→ WORK TO BE COMPLETED
In the entries below, how many lines hold the string "Microsoft"? Give only the number.

→ EXTRACTED ENTRIES
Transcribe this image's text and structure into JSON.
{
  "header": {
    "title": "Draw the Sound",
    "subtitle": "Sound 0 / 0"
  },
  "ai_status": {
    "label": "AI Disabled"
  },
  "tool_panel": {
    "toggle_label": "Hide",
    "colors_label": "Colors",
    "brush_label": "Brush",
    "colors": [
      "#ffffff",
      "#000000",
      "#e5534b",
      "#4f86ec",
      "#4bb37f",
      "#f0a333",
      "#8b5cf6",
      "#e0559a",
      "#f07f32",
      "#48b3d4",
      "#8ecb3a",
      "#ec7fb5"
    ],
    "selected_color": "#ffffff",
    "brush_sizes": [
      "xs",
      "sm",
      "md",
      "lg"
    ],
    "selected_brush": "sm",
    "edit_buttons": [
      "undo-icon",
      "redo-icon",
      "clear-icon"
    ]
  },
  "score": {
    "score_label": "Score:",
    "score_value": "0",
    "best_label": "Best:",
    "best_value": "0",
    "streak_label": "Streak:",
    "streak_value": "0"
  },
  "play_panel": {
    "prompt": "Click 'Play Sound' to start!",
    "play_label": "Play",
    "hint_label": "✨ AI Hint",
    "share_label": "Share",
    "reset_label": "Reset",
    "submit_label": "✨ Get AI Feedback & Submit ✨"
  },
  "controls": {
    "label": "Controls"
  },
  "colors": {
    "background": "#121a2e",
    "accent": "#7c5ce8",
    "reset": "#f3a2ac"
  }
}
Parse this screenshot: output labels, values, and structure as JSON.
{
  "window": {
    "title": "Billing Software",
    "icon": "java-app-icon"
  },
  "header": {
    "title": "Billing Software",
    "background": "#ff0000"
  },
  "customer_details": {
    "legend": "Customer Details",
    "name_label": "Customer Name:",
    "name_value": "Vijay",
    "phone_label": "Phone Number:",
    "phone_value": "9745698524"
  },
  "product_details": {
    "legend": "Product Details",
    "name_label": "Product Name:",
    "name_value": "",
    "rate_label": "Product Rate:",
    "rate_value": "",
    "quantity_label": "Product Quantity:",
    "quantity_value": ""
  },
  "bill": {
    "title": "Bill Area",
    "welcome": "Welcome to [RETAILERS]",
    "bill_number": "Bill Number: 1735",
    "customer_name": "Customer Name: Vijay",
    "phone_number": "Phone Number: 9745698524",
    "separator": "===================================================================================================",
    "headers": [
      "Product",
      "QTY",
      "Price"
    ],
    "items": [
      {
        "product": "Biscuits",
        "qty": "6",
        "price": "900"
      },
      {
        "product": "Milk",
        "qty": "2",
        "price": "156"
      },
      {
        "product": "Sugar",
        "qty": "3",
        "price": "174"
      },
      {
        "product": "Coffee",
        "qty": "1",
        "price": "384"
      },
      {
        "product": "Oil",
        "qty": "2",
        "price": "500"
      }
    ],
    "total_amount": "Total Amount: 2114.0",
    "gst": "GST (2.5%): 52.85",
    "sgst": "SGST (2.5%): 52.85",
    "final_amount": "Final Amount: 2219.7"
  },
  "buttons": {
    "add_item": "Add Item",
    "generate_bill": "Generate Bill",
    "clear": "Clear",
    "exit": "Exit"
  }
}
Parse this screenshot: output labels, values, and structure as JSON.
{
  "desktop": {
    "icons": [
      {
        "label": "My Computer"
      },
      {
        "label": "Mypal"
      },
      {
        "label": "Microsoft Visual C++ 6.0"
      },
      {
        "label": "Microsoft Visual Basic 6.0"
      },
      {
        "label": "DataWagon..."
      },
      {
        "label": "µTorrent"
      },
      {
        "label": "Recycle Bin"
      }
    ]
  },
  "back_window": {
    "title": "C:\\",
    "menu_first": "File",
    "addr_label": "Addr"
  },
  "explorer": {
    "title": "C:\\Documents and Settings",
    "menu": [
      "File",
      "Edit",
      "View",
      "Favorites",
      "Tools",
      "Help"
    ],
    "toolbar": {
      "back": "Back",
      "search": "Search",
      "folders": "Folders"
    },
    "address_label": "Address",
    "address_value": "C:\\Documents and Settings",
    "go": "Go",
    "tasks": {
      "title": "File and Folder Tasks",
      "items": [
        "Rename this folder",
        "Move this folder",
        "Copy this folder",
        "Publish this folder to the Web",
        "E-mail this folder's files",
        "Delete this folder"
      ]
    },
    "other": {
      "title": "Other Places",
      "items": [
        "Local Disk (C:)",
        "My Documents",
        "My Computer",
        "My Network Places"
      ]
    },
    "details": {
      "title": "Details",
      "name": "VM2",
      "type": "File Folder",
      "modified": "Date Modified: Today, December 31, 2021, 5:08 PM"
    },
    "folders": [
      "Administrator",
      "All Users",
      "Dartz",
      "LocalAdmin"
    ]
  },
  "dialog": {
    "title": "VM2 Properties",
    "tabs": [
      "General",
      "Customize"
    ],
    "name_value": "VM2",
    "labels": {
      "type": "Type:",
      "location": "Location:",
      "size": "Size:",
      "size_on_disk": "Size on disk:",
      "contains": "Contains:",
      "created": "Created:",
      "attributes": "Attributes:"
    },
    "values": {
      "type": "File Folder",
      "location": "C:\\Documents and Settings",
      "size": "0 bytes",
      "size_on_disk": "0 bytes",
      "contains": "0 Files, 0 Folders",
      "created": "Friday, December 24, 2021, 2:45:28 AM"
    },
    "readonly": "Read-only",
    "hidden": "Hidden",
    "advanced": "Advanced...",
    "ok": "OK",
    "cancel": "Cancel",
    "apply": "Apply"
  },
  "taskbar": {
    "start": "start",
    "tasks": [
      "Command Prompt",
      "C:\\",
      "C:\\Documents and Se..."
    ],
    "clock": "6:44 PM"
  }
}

→ ANSWER
2